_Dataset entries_
--- begin ---
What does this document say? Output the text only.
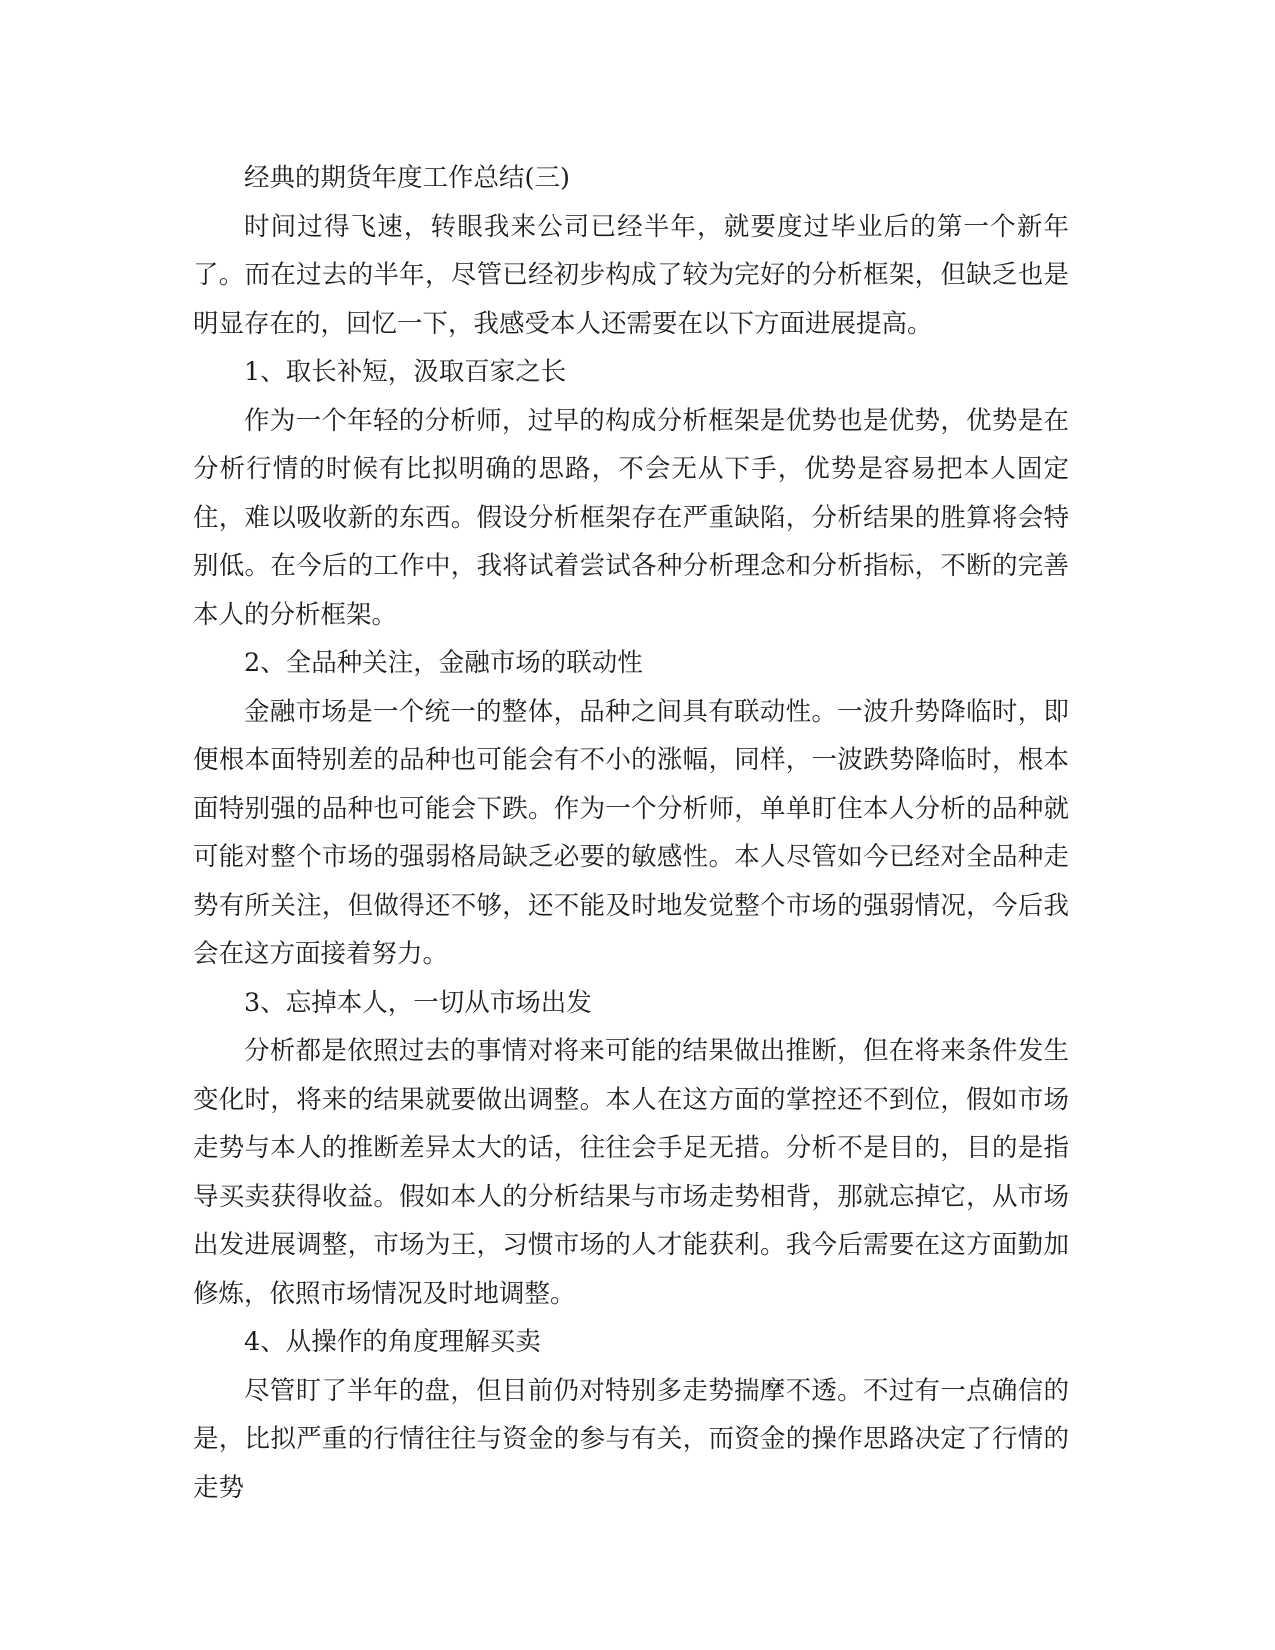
经典的期货年度工作总结(三)

时间过得飞速，转眼我来公司已经半年，就要度过毕业后的第一个新年了。而在过去的半年，尽管已经初步构成了较为完好的分析框架，但缺乏也是明显存在的，回忆一下，我感受本人还需要在以下方面进展提高。

1、取长补短，汲取百家之长

作为一个年轻的分析师，过早的构成分析框架是优势也是优势，优势是在分析行情的时候有比拟明确的思路，不会无从下手，优势是容易把本人固定住，难以吸收新的东西。假设分析框架存在严重缺陷，分析结果的胜算将会特别低。在今后的工作中，我将试着尝试各种分析理念和分析指标，不断的完善本人的分析框架。

2、全品种关注，金融市场的联动性

金融市场是一个统一的整体，品种之间具有联动性。一波升势降临时，即便根本面特别差的品种也可能会有不小的涨幅，同样，一波跌势降临时，根本面特别强的品种也可能会下跌。作为一个分析师，单单盯住本人分析的品种就可能对整个市场的强弱格局缺乏必要的敏感性。本人尽管如今已经对全品种走势有所关注，但做得还不够，还不能及时地发觉整个市场的强弱情况，今后我会在这方面接着努力。

3、忘掉本人，一切从市场出发

分析都是依照过去的事情对将来可能的结果做出推断，但在将来条件发生变化时，将来的结果就要做出调整。本人在这方面的掌控还不到位，假如市场走势与本人的推断差异太大的话，往往会手足无措。分析不是目的，目的是指导买卖获得收益。假如本人的分析结果与市场走势相背，那就忘掉它，从市场出发进展调整，市场为王，习惯市场的人才能获利。我今后需要在这方面勤加修炼，依照市场情况及时地调整。

4、从操作的角度理解买卖

尽管盯了半年的盘，但目前仍对特别多走势揣摩不透。不过有一点确信的是，比拟严重的行情往往与资金的参与有关，而资金的操作思路决定了行情的走势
--- end ---
Leaving the pictures aside, transcribe the entire listing exactly.

_WRITTEN ANSWER_
What does this document say? Output the text only.
经典的期货年度工作总结(三)

时间过得飞速，转眼我来公司已经半年，就要度过毕业后的第一个新年了。而在过去的半年，尽管已经初步构成了较为完好的分析框架，但缺乏也是明显存在的，回忆一下，我感受本人还需要在以下方面进展提高。

1、取长补短，汲取百家之长

作为一个年轻的分析师，过早的构成分析框架是优势也是优势，优势是在分析行情的时候有比拟明确的思路，不会无从下手，优势是容易把本人固定住，难以吸收新的东西。假设分析框架存在严重缺陷，分析结果的胜算将会特别低。在今后的工作中，我将试着尝试各种分析理念和分析指标，不断的完善本人的分析框架。

2、全品种关注，金融市场的联动性

金融市场是一个统一的整体，品种之间具有联动性。一波升势降临时，即便根本面特别差的品种也可能会有不小的涨幅，同样，一波跌势降临时，根本面特别强的品种也可能会下跌。作为一个分析师，单单盯住本人分析的品种就可能对整个市场的强弱格局缺乏必要的敏感性。本人尽管如今已经对全品种走势有所关注，但做得还不够，还不能及时地发觉整个市场的强弱情况，今后我会在这方面接着努力。

3、忘掉本人，一切从市场出发

分析都是依照过去的事情对将来可能的结果做出推断，但在将来条件发生变化时，将来的结果就要做出调整。本人在这方面的掌控还不到位，假如市场走势与本人的推断差异太大的话，往往会手足无措。分析不是目的，目的是指导买卖获得收益。假如本人的分析结果与市场走势相背，那就忘掉它，从市场出发进展调整，市场为王，习惯市场的人才能获利。我今后需要在这方面勤加修炼，依照市场情况及时地调整。

4、从操作的角度理解买卖

尽管盯了半年的盘，但目前仍对特别多走势揣摩不透。不过有一点确信的是，比拟严重的行情往往与资金的参与有关，而资金的操作思路决定了行情的走势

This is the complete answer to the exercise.